Data extracted from a collection:
+++++
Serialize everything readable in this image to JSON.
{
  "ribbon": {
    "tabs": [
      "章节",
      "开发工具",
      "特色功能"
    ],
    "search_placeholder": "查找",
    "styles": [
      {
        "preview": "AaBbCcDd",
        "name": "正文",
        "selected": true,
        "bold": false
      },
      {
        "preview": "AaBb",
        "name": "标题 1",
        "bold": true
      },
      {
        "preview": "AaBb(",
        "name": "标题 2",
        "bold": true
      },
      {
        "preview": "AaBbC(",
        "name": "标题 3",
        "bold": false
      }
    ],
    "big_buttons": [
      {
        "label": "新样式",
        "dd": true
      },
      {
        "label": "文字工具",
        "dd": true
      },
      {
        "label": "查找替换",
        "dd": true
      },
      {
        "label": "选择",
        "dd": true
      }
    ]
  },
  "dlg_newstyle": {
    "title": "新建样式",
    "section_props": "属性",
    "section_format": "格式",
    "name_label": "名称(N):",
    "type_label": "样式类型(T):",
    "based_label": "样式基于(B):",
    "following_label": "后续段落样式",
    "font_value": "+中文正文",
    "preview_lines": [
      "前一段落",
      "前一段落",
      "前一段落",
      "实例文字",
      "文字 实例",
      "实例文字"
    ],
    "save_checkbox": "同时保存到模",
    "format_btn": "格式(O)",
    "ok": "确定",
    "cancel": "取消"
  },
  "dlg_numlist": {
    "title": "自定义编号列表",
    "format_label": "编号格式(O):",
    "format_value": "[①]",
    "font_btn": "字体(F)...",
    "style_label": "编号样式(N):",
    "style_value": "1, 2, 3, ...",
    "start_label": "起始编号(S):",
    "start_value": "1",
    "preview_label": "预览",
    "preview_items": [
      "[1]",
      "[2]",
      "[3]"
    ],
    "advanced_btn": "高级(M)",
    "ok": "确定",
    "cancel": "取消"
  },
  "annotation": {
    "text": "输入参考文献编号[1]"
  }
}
+++++
Prompt -> In full and verbatim, repeat the records given above.

Solution to the exercise ->
Serialize everything readable in this image to JSON.
{
  "ribbon": {
    "tabs": [
      "章节",
      "开发工具",
      "特色功能"
    ],
    "search_placeholder": "查找",
    "styles": [
      {
        "preview": "AaBbCcDd",
        "name": "正文",
        "selected": true,
        "bold": false
      },
      {
        "preview": "AaBb",
        "name": "标题 1",
        "bold": true
      },
      {
        "preview": "AaBb(",
        "name": "标题 2",
        "bold": true
      },
      {
        "preview": "AaBbC(",
        "name": "标题 3",
        "bold": false
      }
    ],
    "big_buttons": [
      {
        "label": "新样式",
        "dd": true
      },
      {
        "label": "文字工具",
        "dd": true
      },
      {
        "label": "查找替换",
        "dd": true
      },
      {
        "label": "选择",
        "dd": true
      }
    ]
  },
  "dlg_newstyle": {
    "title": "新建样式",
    "section_props": "属性",
    "section_format": "格式",
    "name_label": "名称(N):",
    "type_label": "样式类型(T):",
    "based_label": "样式基于(B):",
    "following_label": "后续段落样式",
    "font_value": "+中文正文",
    "preview_lines": [
      "前一段落",
      "前一段落",
      "前一段落",
      "实例文字",
      "文字 实例",
      "实例文字"
    ],
    "save_checkbox": "同时保存到模",
    "format_btn": "格式(O)",
    "ok": "确定",
    "cancel": "取消"
  },
  "dlg_numlist": {
    "title": "自定义编号列表",
    "format_label": "编号格式(O):",
    "format_value": "[①]",
    "font_btn": "字体(F)...",
    "style_label": "编号样式(N):",
    "style_value": "1, 2, 3, ...",
    "start_label": "起始编号(S):",
    "start_value": "1",
    "preview_label": "预览",
    "preview_items": [
      "[1]",
      "[2]",
      "[3]"
    ],
    "advanced_btn": "高级(M)",
    "ok": "确定",
    "cancel": "取消"
  },
  "annotation": {
    "text": "输入参考文献编号[1]"
  }
}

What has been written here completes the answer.